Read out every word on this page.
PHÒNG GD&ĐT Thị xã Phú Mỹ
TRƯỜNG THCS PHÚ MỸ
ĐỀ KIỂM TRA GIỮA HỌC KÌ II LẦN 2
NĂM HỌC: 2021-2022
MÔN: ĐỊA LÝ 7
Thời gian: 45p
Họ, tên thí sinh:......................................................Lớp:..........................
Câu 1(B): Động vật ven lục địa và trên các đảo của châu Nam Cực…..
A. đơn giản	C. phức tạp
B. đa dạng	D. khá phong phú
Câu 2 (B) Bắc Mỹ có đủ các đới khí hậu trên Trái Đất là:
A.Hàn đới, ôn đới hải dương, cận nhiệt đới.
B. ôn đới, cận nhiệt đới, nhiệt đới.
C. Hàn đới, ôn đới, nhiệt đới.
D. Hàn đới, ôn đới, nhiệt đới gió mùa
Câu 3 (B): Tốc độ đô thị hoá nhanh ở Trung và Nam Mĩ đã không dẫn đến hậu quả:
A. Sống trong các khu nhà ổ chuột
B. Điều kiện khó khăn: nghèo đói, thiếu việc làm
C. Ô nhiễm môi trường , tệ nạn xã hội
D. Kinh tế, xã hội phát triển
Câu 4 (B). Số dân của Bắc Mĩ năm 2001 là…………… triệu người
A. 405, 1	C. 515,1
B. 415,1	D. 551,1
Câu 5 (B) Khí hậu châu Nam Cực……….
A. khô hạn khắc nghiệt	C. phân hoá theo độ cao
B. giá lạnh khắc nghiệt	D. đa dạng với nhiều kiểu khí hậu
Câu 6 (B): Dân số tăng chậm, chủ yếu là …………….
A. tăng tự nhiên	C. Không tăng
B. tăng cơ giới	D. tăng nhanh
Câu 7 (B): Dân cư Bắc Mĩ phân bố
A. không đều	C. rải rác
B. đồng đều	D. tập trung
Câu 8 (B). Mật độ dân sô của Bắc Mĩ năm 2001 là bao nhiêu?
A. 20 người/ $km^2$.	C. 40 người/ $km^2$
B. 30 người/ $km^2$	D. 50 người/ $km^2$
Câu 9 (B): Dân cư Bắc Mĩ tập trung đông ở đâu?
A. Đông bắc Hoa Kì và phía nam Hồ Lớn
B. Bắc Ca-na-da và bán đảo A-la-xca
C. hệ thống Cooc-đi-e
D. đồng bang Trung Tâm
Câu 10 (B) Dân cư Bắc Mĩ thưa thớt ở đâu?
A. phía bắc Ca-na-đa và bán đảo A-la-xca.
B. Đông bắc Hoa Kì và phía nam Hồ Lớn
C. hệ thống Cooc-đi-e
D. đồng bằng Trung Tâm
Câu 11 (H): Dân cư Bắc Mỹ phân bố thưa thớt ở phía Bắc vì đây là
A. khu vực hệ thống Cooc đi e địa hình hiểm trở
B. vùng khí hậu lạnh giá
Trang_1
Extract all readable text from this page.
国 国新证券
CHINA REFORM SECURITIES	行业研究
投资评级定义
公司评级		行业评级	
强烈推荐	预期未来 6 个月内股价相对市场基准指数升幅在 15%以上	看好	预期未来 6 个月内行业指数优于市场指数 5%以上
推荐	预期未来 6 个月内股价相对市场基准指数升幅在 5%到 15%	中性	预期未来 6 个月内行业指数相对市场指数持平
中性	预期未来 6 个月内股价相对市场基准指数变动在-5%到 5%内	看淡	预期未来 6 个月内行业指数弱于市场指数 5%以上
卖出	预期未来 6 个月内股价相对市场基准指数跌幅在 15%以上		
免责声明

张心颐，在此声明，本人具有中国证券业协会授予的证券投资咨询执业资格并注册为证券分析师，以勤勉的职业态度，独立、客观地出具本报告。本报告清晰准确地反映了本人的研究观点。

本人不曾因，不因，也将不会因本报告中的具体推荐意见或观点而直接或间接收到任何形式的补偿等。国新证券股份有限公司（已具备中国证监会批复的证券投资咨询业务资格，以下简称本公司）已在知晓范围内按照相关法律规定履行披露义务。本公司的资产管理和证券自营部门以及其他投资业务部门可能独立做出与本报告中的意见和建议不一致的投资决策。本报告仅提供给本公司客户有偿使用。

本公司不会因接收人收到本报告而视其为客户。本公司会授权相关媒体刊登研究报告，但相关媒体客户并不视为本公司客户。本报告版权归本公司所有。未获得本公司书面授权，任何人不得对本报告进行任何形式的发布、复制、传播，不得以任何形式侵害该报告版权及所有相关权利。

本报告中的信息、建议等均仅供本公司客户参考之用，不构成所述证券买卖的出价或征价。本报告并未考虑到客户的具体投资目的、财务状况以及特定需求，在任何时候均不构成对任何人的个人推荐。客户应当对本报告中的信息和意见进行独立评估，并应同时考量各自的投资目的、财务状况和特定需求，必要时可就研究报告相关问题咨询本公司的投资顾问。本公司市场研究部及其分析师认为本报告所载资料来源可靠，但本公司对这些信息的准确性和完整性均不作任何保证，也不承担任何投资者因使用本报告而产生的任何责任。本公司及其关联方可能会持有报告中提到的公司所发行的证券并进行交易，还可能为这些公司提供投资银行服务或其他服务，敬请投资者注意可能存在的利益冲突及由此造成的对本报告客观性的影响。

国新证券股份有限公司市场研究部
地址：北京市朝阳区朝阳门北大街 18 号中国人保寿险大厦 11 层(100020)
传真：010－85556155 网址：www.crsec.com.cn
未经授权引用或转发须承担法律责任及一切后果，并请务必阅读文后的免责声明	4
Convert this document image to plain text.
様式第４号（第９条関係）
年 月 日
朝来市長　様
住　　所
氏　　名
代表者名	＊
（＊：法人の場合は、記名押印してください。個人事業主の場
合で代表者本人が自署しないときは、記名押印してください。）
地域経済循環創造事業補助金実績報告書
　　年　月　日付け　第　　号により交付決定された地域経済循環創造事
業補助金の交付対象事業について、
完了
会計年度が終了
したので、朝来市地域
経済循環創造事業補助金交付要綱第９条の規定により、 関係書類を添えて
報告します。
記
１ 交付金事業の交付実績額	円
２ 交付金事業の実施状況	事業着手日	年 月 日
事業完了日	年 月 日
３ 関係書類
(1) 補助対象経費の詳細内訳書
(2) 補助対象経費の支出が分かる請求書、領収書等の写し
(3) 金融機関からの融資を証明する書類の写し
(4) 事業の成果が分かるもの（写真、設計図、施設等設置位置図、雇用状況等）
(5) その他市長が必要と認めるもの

..........

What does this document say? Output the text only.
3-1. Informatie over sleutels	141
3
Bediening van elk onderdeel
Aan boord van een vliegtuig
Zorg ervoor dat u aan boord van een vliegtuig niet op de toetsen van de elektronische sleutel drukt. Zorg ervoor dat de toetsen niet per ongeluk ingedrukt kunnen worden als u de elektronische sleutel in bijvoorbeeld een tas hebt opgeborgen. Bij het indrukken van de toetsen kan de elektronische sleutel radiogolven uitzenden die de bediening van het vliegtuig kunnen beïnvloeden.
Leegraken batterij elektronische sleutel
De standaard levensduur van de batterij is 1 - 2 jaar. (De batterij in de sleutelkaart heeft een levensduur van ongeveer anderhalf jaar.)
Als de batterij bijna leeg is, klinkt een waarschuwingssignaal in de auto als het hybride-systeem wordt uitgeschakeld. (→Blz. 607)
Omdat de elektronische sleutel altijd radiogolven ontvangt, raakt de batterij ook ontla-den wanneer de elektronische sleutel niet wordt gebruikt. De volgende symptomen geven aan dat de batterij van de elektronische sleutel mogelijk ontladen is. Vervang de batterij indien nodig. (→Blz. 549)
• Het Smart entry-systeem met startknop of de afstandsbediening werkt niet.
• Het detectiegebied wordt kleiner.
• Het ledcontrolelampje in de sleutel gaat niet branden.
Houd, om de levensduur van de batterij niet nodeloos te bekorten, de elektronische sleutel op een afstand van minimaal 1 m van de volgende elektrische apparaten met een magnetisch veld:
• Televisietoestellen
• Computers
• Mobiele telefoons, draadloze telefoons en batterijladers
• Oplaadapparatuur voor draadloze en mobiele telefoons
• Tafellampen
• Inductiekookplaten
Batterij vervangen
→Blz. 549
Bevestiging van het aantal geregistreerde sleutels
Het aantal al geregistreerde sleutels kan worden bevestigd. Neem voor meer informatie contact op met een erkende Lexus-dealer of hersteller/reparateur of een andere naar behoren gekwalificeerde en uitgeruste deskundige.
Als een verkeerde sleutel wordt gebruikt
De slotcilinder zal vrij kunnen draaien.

..........

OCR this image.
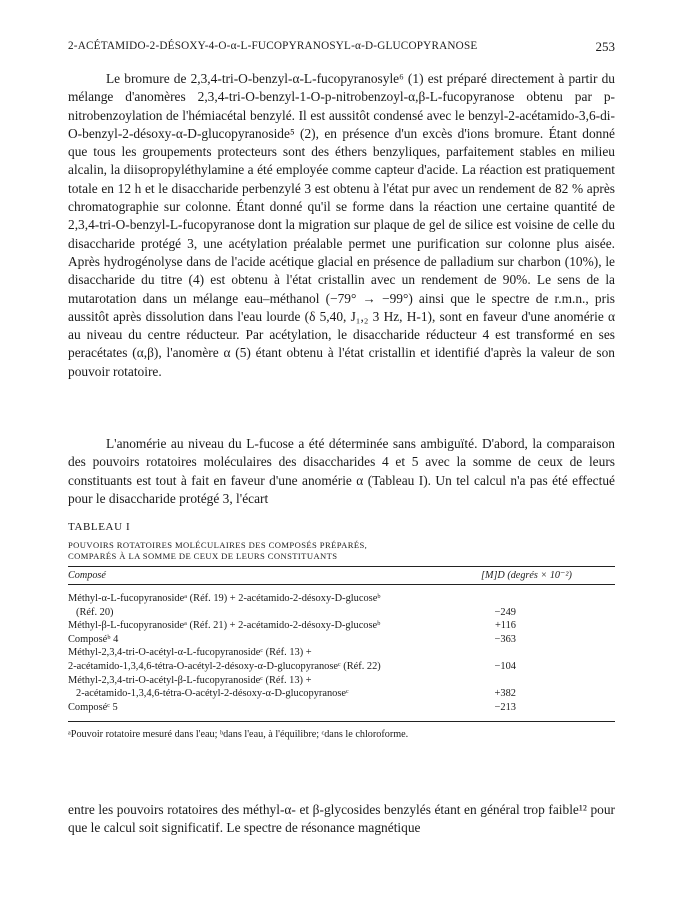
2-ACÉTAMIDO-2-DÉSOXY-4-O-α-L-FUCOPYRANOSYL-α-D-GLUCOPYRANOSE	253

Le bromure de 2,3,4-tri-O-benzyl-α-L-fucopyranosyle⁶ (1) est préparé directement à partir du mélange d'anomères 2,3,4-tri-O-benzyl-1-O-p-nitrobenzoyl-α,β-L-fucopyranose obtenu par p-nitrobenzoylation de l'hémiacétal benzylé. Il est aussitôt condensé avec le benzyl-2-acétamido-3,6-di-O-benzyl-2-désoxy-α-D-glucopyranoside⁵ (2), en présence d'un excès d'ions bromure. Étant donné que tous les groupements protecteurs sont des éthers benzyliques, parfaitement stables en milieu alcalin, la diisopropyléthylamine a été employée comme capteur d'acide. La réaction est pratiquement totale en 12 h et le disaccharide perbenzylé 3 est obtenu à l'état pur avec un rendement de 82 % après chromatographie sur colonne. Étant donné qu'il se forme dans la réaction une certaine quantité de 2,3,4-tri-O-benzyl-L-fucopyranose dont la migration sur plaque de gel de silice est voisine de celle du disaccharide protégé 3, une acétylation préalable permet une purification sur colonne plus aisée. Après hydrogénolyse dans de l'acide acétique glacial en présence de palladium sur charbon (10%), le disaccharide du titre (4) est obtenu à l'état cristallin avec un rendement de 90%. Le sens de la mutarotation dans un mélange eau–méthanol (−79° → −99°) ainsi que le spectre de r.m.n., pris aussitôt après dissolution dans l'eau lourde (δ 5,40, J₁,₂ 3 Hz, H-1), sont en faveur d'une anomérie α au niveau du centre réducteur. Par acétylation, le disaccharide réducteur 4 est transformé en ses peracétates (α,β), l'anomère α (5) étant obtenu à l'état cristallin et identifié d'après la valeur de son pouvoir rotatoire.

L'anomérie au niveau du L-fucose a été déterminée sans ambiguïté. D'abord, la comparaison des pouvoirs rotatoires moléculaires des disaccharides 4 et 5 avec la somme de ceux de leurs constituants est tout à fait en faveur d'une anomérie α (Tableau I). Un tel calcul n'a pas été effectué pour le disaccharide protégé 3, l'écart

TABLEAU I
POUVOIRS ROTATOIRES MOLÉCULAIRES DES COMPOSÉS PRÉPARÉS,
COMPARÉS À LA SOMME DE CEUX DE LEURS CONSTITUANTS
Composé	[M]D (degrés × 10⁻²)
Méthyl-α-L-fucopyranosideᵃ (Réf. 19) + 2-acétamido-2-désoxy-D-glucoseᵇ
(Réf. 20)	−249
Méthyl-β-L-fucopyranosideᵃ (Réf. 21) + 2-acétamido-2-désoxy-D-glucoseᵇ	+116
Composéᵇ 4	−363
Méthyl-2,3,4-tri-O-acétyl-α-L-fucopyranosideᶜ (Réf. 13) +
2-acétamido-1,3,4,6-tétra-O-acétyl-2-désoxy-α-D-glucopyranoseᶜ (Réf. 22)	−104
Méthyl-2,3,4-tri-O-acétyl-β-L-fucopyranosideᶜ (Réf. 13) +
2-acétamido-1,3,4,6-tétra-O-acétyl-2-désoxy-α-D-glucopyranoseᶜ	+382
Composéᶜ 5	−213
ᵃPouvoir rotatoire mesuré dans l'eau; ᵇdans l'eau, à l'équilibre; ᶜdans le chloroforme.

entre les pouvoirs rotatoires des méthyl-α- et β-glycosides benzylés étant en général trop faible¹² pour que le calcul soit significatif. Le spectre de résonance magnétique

..........

(EXERCISE):
In the entries above, identify every line with the string "lạnh".

(SOLUTION):
B. giá lạnh khắc nghiệt	D. đa dạng với nhiều kiểu khí hậu
B. vùng khí hậu lạnh giá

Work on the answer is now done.